*WHAT IS NEEDED*
Without the images, write out all of the following entries exactly.

··········

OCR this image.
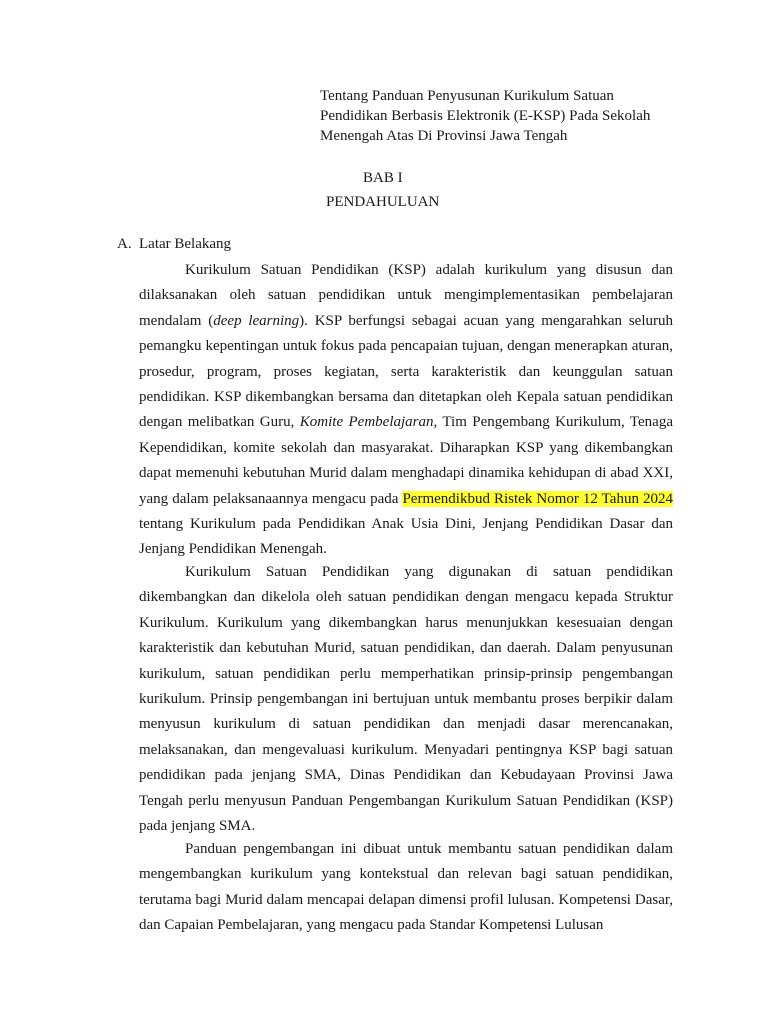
Tentang Panduan Penyusunan Kurikulum Satuan
Pendidikan Berbasis Elektronik (E-KSP) Pada Sekolah
Menengah Atas Di Provinsi Jawa Tengah
BAB I
PENDAHULUAN
A. Latar Belakang

Kurikulum Satuan Pendidikan (KSP) adalah kurikulum yang disusun dan dilaksanakan oleh satuan pendidikan untuk mengimplementasikan pembelajaran mendalam (deep learning). KSP berfungsi sebagai acuan yang mengarahkan seluruh pemangku kepentingan untuk fokus pada pencapaian tujuan, dengan menerapkan aturan, prosedur, program, proses kegiatan, serta karakteristik dan keunggulan satuan pendidikan. KSP dikembangkan bersama dan ditetapkan oleh Kepala satuan pendidikan dengan melibatkan Guru, Komite Pembelajaran, Tim Pengembang Kurikulum, Tenaga Kependidikan, komite sekolah dan masyarakat. Diharapkan KSP yang dikembangkan dapat memenuhi kebutuhan Murid dalam menghadapi dinamika kehidupan di abad XXI, yang dalam pelaksanaannya mengacu pada Permendikbud Ristek Nomor 12 Tahun 2024 tentang Kurikulum pada Pendidikan Anak Usia Dini, Jenjang Pendidikan Dasar dan Jenjang Pendidikan Menengah.

Kurikulum Satuan Pendidikan yang digunakan di satuan pendidikan dikembangkan dan dikelola oleh satuan pendidikan dengan mengacu kepada Struktur Kurikulum. Kurikulum yang dikembangkan harus menunjukkan kesesuaian dengan karakteristik dan kebutuhan Murid, satuan pendidikan, dan daerah. Dalam penyusunan kurikulum, satuan pendidikan perlu memperhatikan prinsip-prinsip pengembangan kurikulum. Prinsip pengembangan ini bertujuan untuk membantu proses berpikir dalam menyusun kurikulum di satuan pendidikan dan menjadi dasar merencanakan, melaksanakan, dan mengevaluasi kurikulum. Menyadari pentingnya KSP bagi satuan pendidikan pada jenjang SMA, Dinas Pendidikan dan Kebudayaan Provinsi Jawa Tengah perlu menyusun Panduan Pengembangan Kurikulum Satuan Pendidikan (KSP) pada jenjang SMA.

Panduan pengembangan ini dibuat untuk membantu satuan pendidikan dalam mengembangkan kurikulum yang kontekstual dan relevan bagi satuan pendidikan, terutama bagi Murid dalam mencapai delapan dimensi profil lulusan. Kompetensi Dasar, dan Capaian Pembelajaran, yang mengacu pada Standar Kompetensi Lulusan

··········

*WRITTEN SOLUTION*
OCR this image.
Tentang Panduan Penyusunan Kurikulum Satuan
Pendidikan Berbasis Elektronik (E-KSP) Pada Sekolah
Menengah Atas Di Provinsi Jawa Tengah
BAB I
PENDAHULUAN
A. Latar Belakang

Kurikulum Satuan Pendidikan (KSP) adalah kurikulum yang disusun dan dilaksanakan oleh satuan pendidikan untuk mengimplementasikan pembelajaran mendalam (deep learning). KSP berfungsi sebagai acuan yang mengarahkan seluruh pemangku kepentingan untuk fokus pada pencapaian tujuan, dengan menerapkan aturan, prosedur, program, proses kegiatan, serta karakteristik dan keunggulan satuan pendidikan. KSP dikembangkan bersama dan ditetapkan oleh Kepala satuan pendidikan dengan melibatkan Guru, Komite Pembelajaran, Tim Pengembang Kurikulum, Tenaga Kependidikan, komite sekolah dan masyarakat. Diharapkan KSP yang dikembangkan dapat memenuhi kebutuhan Murid dalam menghadapi dinamika kehidupan di abad XXI, yang dalam pelaksanaannya mengacu pada Permendikbud Ristek Nomor 12 Tahun 2024 tentang Kurikulum pada Pendidikan Anak Usia Dini, Jenjang Pendidikan Dasar dan Jenjang Pendidikan Menengah.

Kurikulum Satuan Pendidikan yang digunakan di satuan pendidikan dikembangkan dan dikelola oleh satuan pendidikan dengan mengacu kepada Struktur Kurikulum. Kurikulum yang dikembangkan harus menunjukkan kesesuaian dengan karakteristik dan kebutuhan Murid, satuan pendidikan, dan daerah. Dalam penyusunan kurikulum, satuan pendidikan perlu memperhatikan prinsip-prinsip pengembangan kurikulum. Prinsip pengembangan ini bertujuan untuk membantu proses berpikir dalam menyusun kurikulum di satuan pendidikan dan menjadi dasar merencanakan, melaksanakan, dan mengevaluasi kurikulum. Menyadari pentingnya KSP bagi satuan pendidikan pada jenjang SMA, Dinas Pendidikan dan Kebudayaan Provinsi Jawa Tengah perlu menyusun Panduan Pengembangan Kurikulum Satuan Pendidikan (KSP) pada jenjang SMA.

Panduan pengembangan ini dibuat untuk membantu satuan pendidikan dalam mengembangkan kurikulum yang kontekstual dan relevan bagi satuan pendidikan, terutama bagi Murid dalam mencapai delapan dimensi profil lulusan. Kompetensi Dasar, dan Capaian Pembelajaran, yang mengacu pada Standar Kompetensi Lulusan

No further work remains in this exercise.